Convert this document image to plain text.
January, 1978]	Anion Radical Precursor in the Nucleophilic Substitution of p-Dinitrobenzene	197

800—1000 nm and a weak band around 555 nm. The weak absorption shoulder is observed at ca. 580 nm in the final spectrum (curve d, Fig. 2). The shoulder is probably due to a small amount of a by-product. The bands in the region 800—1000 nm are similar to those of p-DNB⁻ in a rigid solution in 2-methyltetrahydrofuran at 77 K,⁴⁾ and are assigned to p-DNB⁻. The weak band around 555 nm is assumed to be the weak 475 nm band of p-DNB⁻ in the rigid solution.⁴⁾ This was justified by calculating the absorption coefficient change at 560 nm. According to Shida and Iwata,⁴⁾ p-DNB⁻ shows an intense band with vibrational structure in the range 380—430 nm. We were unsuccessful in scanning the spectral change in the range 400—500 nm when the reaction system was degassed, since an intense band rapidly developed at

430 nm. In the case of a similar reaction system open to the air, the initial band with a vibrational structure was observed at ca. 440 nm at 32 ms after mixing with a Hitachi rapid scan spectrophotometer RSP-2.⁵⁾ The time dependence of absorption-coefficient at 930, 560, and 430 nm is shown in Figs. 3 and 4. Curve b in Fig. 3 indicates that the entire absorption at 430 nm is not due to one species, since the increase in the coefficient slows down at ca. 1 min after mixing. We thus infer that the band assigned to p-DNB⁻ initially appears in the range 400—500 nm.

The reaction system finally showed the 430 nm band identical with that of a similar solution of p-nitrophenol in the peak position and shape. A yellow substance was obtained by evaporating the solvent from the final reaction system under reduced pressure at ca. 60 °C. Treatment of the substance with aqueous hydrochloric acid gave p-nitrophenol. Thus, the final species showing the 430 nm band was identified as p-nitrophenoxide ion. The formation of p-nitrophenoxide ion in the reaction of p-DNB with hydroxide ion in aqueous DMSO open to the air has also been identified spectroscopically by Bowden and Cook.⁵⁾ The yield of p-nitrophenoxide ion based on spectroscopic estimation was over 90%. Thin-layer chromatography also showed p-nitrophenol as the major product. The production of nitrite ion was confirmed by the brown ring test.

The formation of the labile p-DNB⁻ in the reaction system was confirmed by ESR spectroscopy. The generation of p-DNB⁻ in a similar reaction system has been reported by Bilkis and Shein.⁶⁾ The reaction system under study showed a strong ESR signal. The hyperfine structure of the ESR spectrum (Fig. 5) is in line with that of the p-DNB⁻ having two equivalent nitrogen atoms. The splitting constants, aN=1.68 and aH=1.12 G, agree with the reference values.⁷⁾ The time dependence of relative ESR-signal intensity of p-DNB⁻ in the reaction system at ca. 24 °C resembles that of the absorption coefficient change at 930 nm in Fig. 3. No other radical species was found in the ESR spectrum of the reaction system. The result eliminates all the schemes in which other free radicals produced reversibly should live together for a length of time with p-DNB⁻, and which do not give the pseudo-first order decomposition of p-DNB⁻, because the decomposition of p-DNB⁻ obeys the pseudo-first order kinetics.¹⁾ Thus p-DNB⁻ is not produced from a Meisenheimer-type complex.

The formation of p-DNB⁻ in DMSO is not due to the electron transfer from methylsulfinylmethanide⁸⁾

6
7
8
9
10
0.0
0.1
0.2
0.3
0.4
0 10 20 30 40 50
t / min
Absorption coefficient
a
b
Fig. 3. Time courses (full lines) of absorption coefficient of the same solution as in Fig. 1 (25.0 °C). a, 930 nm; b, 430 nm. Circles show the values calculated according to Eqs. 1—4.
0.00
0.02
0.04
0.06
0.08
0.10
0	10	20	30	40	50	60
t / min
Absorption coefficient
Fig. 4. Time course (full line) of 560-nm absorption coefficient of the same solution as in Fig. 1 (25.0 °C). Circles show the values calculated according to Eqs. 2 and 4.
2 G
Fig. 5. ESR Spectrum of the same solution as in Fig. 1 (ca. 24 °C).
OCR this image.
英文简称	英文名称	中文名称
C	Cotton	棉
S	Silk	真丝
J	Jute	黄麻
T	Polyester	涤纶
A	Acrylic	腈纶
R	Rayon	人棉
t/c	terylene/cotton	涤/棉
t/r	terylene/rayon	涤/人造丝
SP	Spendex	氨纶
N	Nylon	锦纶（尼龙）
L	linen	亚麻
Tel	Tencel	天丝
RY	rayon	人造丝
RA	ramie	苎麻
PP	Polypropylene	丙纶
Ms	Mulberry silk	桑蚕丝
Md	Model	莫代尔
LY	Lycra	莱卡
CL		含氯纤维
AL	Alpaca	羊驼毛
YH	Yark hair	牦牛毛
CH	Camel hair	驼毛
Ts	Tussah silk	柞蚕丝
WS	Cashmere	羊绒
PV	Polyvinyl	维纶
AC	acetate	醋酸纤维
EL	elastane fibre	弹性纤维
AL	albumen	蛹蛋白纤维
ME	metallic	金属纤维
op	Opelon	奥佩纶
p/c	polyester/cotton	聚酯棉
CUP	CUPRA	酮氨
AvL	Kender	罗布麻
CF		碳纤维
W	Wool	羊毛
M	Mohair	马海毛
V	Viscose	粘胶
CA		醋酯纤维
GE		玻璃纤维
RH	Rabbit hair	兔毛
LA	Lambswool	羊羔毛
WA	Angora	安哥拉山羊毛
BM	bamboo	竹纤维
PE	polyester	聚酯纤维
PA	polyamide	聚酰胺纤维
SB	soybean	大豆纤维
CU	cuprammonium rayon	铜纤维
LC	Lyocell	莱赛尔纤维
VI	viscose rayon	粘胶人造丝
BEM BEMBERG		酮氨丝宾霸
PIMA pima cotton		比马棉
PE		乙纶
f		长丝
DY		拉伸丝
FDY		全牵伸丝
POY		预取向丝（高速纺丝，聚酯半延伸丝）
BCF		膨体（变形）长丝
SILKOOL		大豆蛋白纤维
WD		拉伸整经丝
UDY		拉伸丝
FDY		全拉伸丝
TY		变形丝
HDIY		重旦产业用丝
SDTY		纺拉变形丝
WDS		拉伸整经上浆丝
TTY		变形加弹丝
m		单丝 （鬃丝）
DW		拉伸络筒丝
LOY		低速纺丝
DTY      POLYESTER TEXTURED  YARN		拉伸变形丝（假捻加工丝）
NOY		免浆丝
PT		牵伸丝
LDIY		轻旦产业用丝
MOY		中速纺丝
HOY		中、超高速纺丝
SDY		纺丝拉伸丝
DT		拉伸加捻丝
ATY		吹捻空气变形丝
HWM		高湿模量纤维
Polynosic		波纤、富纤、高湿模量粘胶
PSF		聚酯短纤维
__________________________________________________
[SET EXERCISE]
Give back the lines of the listing from the one with "OCR this image." through the end, both included, exactly as written and with nothing added.

[OUTPUT FOR THIS TASK]
OCR this image.
英文简称	英文名称	中文名称
C	Cotton	棉
S	Silk	真丝
J	Jute	黄麻
T	Polyester	涤纶
A	Acrylic	腈纶
R	Rayon	人棉
t/c	terylene/cotton	涤/棉
t/r	terylene/rayon	涤/人造丝
SP	Spendex	氨纶
N	Nylon	锦纶（尼龙）
L	linen	亚麻
Tel	Tencel	天丝
RY	rayon	人造丝
RA	ramie	苎麻
PP	Polypropylene	丙纶
Ms	Mulberry silk	桑蚕丝
Md	Model	莫代尔
LY	Lycra	莱卡
CL		含氯纤维
AL	Alpaca	羊驼毛
YH	Yark hair	牦牛毛
CH	Camel hair	驼毛
Ts	Tussah silk	柞蚕丝
WS	Cashmere	羊绒
PV	Polyvinyl	维纶
AC	acetate	醋酸纤维
EL	elastane fibre	弹性纤维
AL	albumen	蛹蛋白纤维
ME	metallic	金属纤维
op	Opelon	奥佩纶
p/c	polyester/cotton	聚酯棉
CUP	CUPRA	酮氨
AvL	Kender	罗布麻
CF		碳纤维
W	Wool	羊毛
M	Mohair	马海毛
V	Viscose	粘胶
CA		醋酯纤维
GE		玻璃纤维
RH	Rabbit hair	兔毛
LA	Lambswool	羊羔毛
WA	Angora	安哥拉山羊毛
BM	bamboo	竹纤维
PE	polyester	聚酯纤维
PA	polyamide	聚酰胺纤维
SB	soybean	大豆纤维
CU	cuprammonium rayon	铜纤维
LC	Lyocell	莱赛尔纤维
VI	viscose rayon	粘胶人造丝
BEM BEMBERG		酮氨丝宾霸
PIMA pima cotton		比马棉
PE		乙纶
f		长丝
DY		拉伸丝
FDY		全牵伸丝
POY		预取向丝（高速纺丝，聚酯半延伸丝）
BCF		膨体（变形）长丝
SILKOOL		大豆蛋白纤维
WD		拉伸整经丝
UDY		拉伸丝
FDY		全拉伸丝
TY		变形丝
HDIY		重旦产业用丝
SDTY		纺拉变形丝
WDS		拉伸整经上浆丝
TTY		变形加弹丝
m		单丝 （鬃丝）
DW		拉伸络筒丝
LOY		低速纺丝
DTY      POLYESTER TEXTURED  YARN		拉伸变形丝（假捻加工丝）
NOY		免浆丝
PT		牵伸丝
LDIY		轻旦产业用丝
MOY		中速纺丝
HOY		中、超高速纺丝
SDY		纺丝拉伸丝
DT		拉伸加捻丝
ATY		吹捻空气变形丝
HWM		高湿模量纤维
Polynosic		波纤、富纤、高湿模量粘胶
PSF		聚酯短纤维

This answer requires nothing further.